Dataset items
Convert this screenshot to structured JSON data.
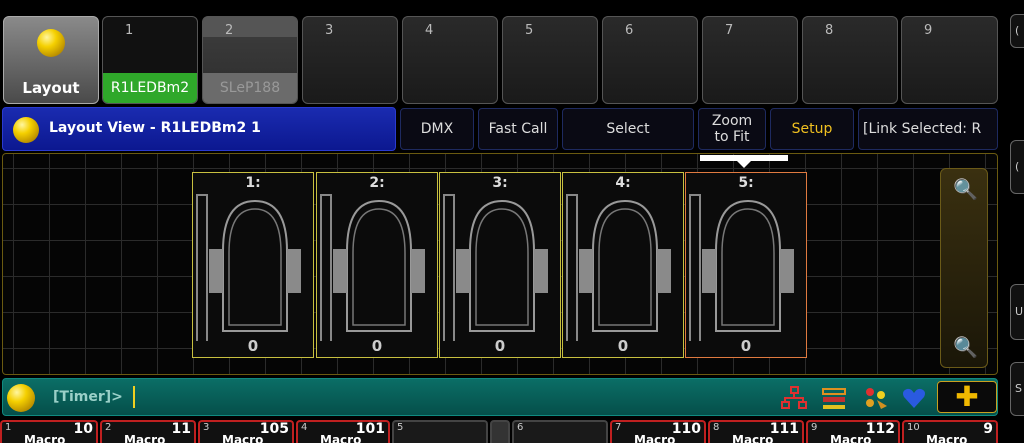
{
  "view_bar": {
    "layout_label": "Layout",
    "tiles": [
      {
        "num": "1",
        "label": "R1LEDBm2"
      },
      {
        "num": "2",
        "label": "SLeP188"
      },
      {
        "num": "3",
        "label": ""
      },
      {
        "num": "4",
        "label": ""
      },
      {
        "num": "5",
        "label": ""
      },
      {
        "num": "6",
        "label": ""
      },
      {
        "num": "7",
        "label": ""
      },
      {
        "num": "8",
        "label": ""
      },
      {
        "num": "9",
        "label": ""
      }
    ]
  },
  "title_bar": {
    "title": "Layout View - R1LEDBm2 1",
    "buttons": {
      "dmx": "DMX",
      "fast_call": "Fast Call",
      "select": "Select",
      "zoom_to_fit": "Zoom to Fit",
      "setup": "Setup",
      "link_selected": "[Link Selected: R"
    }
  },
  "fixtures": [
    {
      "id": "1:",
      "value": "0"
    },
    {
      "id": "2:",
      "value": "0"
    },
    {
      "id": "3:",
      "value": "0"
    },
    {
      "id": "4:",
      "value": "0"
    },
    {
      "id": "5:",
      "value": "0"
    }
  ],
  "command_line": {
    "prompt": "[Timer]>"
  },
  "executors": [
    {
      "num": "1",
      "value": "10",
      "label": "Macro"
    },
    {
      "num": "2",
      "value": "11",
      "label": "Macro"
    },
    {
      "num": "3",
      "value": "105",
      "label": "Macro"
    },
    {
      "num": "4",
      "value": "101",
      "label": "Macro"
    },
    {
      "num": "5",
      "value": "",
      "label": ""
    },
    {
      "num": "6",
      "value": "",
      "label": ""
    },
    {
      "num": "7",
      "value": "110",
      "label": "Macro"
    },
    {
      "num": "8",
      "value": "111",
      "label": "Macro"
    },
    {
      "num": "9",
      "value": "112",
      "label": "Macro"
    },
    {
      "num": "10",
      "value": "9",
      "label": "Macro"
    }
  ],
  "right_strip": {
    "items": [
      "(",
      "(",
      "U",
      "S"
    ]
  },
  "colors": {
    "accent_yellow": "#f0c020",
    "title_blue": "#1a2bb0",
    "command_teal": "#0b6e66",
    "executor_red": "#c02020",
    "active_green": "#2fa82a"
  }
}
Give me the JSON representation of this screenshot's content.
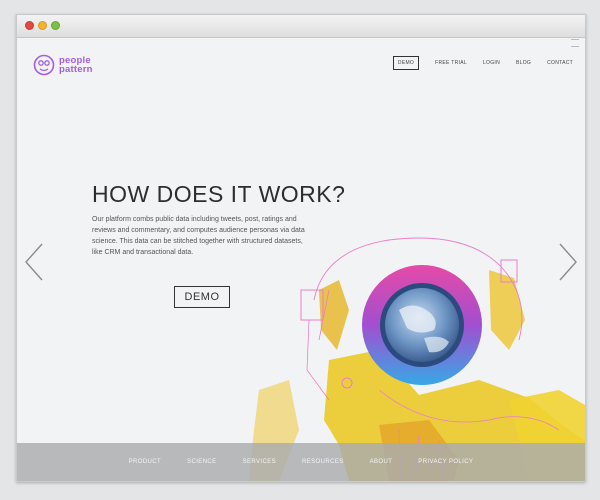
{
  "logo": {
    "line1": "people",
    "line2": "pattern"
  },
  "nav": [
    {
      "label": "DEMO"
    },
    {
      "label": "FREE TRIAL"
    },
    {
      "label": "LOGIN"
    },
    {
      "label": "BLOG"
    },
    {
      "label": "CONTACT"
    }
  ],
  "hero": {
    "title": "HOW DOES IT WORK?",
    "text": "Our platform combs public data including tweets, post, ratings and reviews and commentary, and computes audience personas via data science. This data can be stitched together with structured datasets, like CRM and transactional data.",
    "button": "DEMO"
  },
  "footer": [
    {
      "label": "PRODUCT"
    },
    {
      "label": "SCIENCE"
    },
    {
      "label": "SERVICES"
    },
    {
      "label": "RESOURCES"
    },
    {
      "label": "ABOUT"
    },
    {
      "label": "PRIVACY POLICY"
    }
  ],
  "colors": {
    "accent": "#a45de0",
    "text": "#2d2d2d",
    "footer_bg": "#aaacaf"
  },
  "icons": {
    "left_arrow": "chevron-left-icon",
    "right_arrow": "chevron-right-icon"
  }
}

WHAT THIS TASK INVOLVES. Extract only the lines from the line containing "Give me the" through the final line of the listing above, unchanged; pictures stay out of the copy.

RESULT FOR THIS EXERCISE.
Give me the JSON representation of this screenshot's content.
{
  "logo": {
    "line1": "people",
    "line2": "pattern"
  },
  "nav": [
    {
      "label": "DEMO"
    },
    {
      "label": "FREE TRIAL"
    },
    {
      "label": "LOGIN"
    },
    {
      "label": "BLOG"
    },
    {
      "label": "CONTACT"
    }
  ],
  "hero": {
    "title": "HOW DOES IT WORK?",
    "text": "Our platform combs public data including tweets, post, ratings and reviews and commentary, and computes audience personas via data science. This data can be stitched together with structured datasets, like CRM and transactional data.",
    "button": "DEMO"
  },
  "footer": [
    {
      "label": "PRODUCT"
    },
    {
      "label": "SCIENCE"
    },
    {
      "label": "SERVICES"
    },
    {
      "label": "RESOURCES"
    },
    {
      "label": "ABOUT"
    },
    {
      "label": "PRIVACY POLICY"
    }
  ],
  "colors": {
    "accent": "#a45de0",
    "text": "#2d2d2d",
    "footer_bg": "#aaacaf"
  },
  "icons": {
    "left_arrow": "chevron-left-icon",
    "right_arrow": "chevron-right-icon"
  }
}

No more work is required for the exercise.